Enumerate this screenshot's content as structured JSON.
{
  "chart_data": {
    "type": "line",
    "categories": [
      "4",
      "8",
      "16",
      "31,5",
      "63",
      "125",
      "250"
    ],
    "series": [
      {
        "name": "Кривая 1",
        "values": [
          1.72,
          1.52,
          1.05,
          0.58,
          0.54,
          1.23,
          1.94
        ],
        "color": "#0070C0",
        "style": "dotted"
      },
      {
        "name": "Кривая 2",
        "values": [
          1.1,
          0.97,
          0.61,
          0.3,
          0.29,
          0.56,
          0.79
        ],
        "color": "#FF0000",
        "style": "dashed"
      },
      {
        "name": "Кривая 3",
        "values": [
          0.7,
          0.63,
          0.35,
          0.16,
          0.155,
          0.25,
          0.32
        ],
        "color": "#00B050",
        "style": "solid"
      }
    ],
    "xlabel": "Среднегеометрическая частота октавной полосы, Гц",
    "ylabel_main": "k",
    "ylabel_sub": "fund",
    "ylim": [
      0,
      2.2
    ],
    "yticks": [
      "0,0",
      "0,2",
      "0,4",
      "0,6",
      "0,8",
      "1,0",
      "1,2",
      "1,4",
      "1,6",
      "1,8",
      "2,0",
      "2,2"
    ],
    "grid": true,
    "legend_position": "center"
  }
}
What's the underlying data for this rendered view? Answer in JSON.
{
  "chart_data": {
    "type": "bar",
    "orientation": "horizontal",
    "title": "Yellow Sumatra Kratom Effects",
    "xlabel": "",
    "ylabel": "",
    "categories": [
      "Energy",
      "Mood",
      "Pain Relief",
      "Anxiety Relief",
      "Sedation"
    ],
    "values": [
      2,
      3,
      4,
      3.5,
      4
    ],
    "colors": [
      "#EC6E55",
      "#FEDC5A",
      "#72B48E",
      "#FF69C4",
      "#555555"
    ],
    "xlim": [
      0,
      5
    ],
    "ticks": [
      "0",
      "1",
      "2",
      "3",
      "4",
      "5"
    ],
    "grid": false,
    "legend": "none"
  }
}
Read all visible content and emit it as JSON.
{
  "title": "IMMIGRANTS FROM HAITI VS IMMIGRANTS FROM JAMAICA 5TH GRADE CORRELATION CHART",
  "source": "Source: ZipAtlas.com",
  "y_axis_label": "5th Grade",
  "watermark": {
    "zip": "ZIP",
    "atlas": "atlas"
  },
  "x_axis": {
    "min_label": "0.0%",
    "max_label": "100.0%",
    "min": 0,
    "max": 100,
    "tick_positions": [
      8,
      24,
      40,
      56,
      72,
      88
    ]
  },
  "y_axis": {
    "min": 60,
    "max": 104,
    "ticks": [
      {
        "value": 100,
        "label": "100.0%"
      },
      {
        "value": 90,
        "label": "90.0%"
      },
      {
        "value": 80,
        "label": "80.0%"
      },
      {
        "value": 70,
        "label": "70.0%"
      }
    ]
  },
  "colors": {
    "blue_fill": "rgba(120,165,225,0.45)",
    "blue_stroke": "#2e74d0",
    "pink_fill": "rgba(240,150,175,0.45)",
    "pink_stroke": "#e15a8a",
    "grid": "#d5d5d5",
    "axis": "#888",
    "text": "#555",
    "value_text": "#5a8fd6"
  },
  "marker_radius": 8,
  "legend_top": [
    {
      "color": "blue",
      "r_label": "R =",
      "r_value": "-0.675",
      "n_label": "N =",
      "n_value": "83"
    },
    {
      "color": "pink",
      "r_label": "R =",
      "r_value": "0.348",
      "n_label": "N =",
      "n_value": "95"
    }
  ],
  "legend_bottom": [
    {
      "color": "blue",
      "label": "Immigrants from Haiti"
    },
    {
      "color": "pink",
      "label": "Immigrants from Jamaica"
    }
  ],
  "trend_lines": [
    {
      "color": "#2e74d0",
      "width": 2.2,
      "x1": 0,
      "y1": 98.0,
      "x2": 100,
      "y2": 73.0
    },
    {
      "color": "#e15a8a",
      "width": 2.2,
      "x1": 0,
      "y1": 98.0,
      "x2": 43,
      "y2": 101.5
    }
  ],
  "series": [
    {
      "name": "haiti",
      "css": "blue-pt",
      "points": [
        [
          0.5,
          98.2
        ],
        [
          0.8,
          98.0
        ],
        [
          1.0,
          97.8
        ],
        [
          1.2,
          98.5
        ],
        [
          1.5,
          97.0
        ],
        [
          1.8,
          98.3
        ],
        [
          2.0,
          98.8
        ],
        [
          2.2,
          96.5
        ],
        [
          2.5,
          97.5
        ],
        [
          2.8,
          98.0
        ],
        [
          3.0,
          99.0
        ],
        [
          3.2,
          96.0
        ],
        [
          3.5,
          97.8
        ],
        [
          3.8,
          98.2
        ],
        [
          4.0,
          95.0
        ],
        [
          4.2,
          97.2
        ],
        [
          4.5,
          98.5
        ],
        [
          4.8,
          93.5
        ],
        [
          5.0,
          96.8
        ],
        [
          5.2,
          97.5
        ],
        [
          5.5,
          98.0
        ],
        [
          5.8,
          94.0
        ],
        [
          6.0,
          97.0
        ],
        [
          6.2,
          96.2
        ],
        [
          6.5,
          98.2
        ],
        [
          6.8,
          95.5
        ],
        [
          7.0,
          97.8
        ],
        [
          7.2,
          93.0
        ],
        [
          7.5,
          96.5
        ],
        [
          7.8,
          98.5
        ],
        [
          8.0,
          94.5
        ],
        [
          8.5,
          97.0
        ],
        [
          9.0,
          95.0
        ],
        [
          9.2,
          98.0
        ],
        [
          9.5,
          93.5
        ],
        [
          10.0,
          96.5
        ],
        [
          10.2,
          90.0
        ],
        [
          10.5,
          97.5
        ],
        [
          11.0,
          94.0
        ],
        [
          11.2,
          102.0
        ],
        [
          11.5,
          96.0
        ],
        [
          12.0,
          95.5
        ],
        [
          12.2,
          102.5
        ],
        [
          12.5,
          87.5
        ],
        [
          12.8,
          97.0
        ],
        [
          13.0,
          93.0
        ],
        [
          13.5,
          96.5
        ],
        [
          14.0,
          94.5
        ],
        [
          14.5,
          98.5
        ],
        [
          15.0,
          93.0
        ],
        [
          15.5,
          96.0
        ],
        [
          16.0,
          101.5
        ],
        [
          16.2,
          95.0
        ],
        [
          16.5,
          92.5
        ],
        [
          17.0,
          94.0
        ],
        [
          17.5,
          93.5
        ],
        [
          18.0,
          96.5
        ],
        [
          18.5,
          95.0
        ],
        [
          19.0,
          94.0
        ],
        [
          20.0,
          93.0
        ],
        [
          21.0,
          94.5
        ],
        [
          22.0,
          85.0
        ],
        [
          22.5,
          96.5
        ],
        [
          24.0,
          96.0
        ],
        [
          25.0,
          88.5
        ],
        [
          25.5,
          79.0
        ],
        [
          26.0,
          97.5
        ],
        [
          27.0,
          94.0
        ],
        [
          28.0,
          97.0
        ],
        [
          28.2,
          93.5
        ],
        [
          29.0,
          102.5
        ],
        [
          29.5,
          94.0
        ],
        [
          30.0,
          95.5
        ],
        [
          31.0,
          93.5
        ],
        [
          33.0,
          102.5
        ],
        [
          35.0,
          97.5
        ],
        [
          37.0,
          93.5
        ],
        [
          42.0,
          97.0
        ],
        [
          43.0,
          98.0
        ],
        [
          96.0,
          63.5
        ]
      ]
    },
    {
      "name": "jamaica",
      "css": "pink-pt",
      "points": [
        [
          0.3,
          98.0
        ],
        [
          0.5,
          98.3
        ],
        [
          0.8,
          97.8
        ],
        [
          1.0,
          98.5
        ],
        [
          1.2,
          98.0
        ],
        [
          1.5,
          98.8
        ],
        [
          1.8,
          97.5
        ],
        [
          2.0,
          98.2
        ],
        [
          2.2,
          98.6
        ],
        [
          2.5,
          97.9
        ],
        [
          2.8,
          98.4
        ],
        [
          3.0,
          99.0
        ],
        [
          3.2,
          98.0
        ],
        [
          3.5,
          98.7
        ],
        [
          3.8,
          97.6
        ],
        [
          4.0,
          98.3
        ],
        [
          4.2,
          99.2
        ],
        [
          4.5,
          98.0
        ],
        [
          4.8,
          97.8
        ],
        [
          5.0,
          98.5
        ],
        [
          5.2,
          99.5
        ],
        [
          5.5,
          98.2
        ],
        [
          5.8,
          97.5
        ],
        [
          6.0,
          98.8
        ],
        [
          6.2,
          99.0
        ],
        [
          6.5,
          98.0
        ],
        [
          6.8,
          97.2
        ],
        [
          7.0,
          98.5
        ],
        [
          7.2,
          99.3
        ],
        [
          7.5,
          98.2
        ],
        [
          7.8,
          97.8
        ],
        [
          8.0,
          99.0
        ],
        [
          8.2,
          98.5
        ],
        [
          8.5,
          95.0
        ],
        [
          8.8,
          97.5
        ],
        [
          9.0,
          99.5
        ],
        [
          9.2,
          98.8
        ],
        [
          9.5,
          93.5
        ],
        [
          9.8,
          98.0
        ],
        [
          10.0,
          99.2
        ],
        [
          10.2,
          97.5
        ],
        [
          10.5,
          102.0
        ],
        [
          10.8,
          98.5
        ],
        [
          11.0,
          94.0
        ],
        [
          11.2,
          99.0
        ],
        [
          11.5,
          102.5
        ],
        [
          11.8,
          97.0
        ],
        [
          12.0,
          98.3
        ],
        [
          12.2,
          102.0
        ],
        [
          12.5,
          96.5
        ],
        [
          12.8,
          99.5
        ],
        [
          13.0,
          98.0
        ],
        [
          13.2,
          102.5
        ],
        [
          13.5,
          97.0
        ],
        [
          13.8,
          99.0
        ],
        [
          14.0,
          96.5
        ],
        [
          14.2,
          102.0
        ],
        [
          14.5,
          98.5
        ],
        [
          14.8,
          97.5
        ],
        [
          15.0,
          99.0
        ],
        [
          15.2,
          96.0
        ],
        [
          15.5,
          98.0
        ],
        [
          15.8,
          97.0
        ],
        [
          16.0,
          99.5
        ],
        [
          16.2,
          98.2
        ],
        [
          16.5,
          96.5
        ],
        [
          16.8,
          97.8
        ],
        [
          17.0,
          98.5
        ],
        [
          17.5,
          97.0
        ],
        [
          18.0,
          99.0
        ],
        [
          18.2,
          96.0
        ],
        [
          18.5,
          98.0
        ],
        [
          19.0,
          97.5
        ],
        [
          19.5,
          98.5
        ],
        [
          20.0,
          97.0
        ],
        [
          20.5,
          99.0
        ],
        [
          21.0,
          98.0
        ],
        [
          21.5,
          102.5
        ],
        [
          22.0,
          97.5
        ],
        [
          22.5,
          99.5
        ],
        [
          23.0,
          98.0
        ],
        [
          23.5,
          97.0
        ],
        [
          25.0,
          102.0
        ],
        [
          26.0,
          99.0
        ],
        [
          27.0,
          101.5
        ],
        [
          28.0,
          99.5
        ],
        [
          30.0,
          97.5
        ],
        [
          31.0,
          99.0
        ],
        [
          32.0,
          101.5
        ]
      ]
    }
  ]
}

__________

● WHAT YOU NEED TO DO
Figure out how many lines of the data above include "rgba", then give the number and nothing more.

● TASK OUTPUT
2